DATA EXCERPTS.
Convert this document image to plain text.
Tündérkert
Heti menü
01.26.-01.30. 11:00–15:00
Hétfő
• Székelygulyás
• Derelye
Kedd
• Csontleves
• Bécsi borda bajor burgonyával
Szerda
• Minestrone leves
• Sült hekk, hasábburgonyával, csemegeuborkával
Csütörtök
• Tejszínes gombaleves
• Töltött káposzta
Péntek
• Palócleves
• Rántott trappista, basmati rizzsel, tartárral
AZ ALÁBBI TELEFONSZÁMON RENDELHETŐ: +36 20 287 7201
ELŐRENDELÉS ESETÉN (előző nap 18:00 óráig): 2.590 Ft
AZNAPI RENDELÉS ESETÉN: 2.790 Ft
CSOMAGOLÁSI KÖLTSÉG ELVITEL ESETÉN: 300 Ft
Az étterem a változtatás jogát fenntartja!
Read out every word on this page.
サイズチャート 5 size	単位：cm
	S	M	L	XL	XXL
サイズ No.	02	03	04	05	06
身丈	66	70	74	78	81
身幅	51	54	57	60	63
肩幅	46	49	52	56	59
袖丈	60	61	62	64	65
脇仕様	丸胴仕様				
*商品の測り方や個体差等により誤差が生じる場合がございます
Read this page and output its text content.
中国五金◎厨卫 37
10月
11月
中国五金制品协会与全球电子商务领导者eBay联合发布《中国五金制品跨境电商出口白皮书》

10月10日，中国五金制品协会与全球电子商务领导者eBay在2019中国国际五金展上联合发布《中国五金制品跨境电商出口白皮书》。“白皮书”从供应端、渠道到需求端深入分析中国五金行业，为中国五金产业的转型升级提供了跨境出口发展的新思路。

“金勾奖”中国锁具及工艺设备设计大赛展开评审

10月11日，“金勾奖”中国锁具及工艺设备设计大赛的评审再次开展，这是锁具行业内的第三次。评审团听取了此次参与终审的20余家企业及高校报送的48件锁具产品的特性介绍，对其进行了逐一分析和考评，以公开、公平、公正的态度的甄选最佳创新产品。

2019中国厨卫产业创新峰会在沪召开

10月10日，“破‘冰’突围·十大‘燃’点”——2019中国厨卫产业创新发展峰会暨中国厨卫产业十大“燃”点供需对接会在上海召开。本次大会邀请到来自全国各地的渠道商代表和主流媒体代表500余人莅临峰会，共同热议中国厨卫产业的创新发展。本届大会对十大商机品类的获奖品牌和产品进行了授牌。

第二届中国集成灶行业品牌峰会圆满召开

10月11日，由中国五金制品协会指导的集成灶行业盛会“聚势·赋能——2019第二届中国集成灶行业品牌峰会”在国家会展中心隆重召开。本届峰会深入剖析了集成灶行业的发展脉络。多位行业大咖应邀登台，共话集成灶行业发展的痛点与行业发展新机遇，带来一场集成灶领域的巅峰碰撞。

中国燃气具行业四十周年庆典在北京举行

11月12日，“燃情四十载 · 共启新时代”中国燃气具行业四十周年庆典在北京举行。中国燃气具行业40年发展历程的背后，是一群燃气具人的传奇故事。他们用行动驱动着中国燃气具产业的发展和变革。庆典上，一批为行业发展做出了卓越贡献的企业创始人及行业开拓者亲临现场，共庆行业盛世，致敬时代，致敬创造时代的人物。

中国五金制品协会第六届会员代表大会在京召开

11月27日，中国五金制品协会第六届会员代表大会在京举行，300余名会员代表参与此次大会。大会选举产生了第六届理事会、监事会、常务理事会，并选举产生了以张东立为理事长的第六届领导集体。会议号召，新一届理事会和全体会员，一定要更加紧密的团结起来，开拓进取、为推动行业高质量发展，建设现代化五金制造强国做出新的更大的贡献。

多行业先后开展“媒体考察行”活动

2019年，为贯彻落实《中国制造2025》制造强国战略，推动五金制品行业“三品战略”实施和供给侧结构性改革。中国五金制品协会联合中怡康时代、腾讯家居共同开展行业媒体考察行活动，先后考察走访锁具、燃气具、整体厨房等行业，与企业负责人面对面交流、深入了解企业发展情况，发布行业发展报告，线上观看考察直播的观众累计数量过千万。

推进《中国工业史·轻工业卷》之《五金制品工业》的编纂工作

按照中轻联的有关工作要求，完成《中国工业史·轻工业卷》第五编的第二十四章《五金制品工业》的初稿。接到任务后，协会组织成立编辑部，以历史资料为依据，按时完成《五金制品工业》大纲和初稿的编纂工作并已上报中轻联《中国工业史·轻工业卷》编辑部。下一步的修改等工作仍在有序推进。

EXERCISE PROMPT.
Using the entries above, return each line that includes the word "五金制品工业".

FINAL ANSWER.
推进《中国工业史·轻工业卷》之《五金制品工业》的编纂工作
按照中轻联的有关工作要求，完成《中国工业史·轻工业卷》第五编的第二十四章《五金制品工业》的初稿。接到任务后，协会组织成立编辑部，以历史资料为依据，按时完成《五金制品工业》大纲和初稿的编纂工作并已上报中轻联《中国工业史·轻工业卷》编辑部。下一步的修改等工作仍在有序推进。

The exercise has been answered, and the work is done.